## WHAT THE TASK ASKS
Exactly as written, quote every line that follows, skipping the images.

## RECORD LIST
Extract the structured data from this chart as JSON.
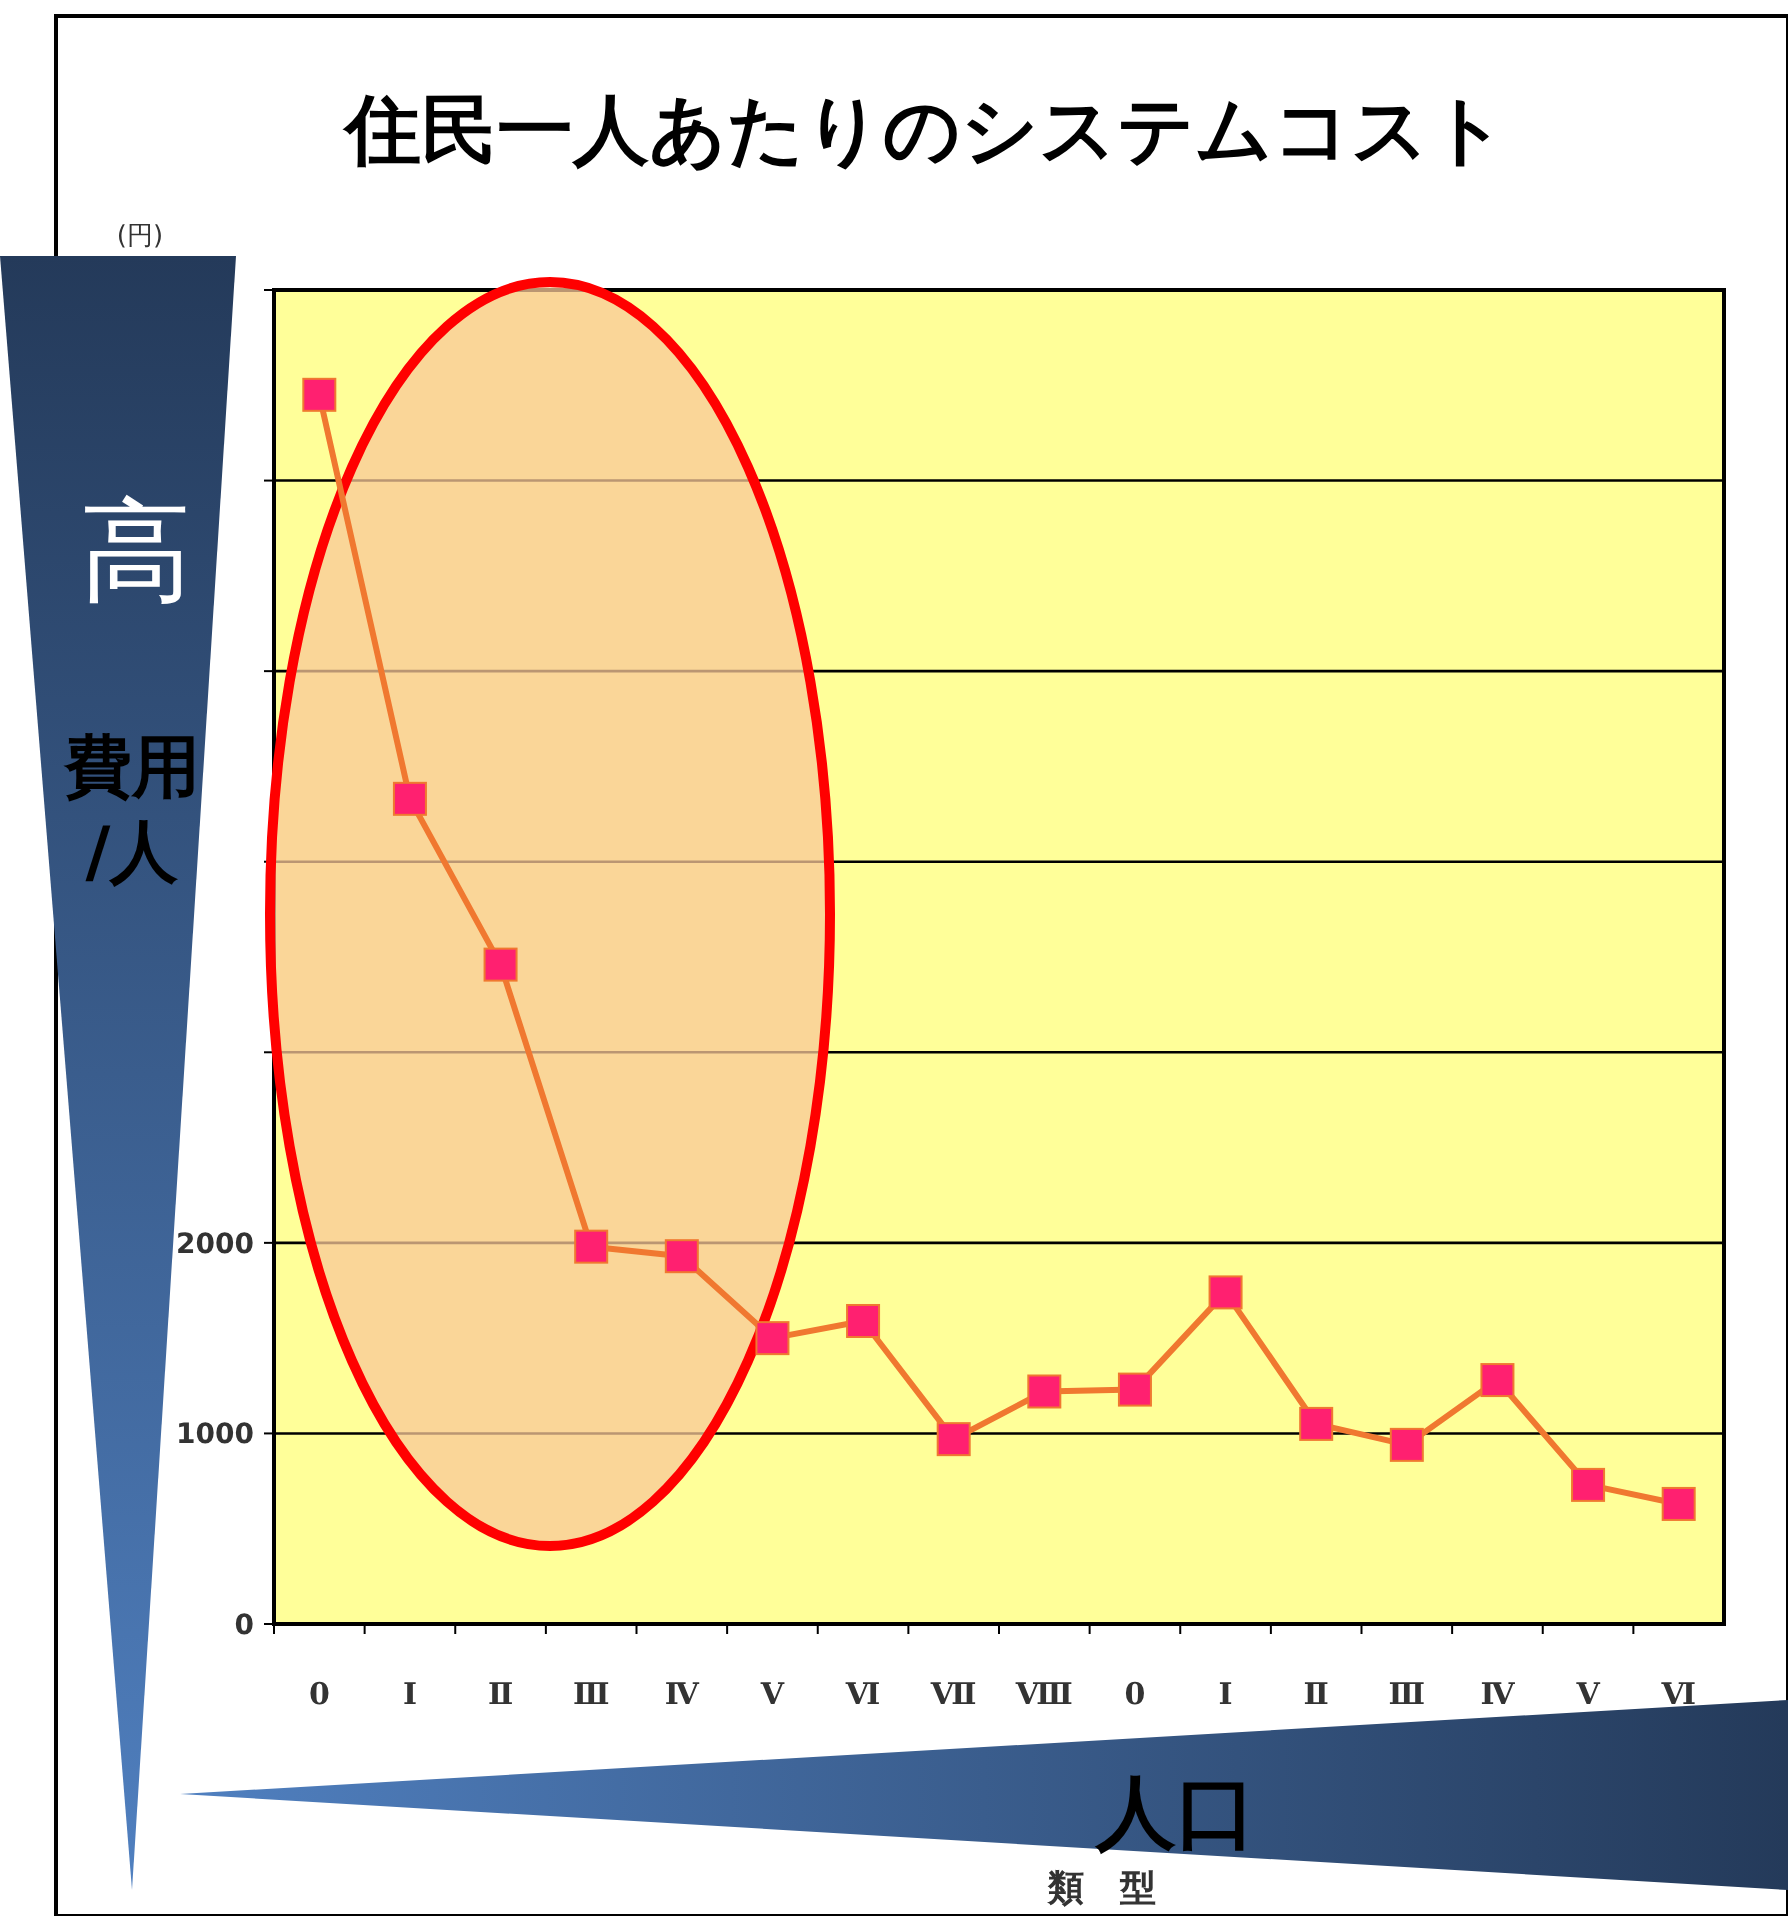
{
  "chart_data": {
    "type": "line",
    "title": "住民一人あたりのシステムコスト",
    "ylabel": "(円)",
    "xlabel": "類　型",
    "categories": [
      "0",
      "Ⅰ",
      "Ⅱ",
      "Ⅲ",
      "Ⅳ",
      "Ⅴ",
      "Ⅵ",
      "Ⅶ",
      "Ⅷ",
      "0",
      "Ⅰ",
      "Ⅱ",
      "Ⅲ",
      "Ⅳ",
      "Ⅴ",
      "Ⅵ"
    ],
    "series": [
      {
        "color": "#f07830",
        "values": [
          6450,
          4330,
          3460,
          1980,
          1930,
          1500,
          1590,
          970,
          1220,
          1230,
          1740,
          1050,
          940,
          1280,
          730,
          630
        ]
      }
    ],
    "ylim": [
      0,
      7000
    ],
    "yticks": [
      0,
      1000,
      2000,
      {
        "value": 3000,
        "label": null
      },
      {
        "value": 4000,
        "label": null
      },
      {
        "value": 5000,
        "label": null
      },
      {
        "value": 6000,
        "label": null
      },
      {
        "value": 7000,
        "label": null
      }
    ],
    "grid": "y",
    "marker": "square",
    "line_style": "solid",
    "annotations": [
      "高",
      "費用/人",
      "人口"
    ]
  }
}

## EXERCISE RESULT
Extract the structured data from this chart as JSON.
{
  "chart_data": {
    "type": "line",
    "title": "住民一人あたりのシステムコスト",
    "ylabel": "(円)",
    "xlabel": "類　型",
    "categories": [
      "0",
      "Ⅰ",
      "Ⅱ",
      "Ⅲ",
      "Ⅳ",
      "Ⅴ",
      "Ⅵ",
      "Ⅶ",
      "Ⅷ",
      "0",
      "Ⅰ",
      "Ⅱ",
      "Ⅲ",
      "Ⅳ",
      "Ⅴ",
      "Ⅵ"
    ],
    "series": [
      {
        "color": "#f07830",
        "values": [
          6450,
          4330,
          3460,
          1980,
          1930,
          1500,
          1590,
          970,
          1220,
          1230,
          1740,
          1050,
          940,
          1280,
          730,
          630
        ]
      }
    ],
    "ylim": [
      0,
      7000
    ],
    "yticks": [
      0,
      1000,
      2000,
      {
        "value": 3000,
        "label": null
      },
      {
        "value": 4000,
        "label": null
      },
      {
        "value": 5000,
        "label": null
      },
      {
        "value": 6000,
        "label": null
      },
      {
        "value": 7000,
        "label": null
      }
    ],
    "grid": "y",
    "marker": "square",
    "line_style": "solid",
    "annotations": [
      "高",
      "費用/人",
      "人口"
    ]
  }
}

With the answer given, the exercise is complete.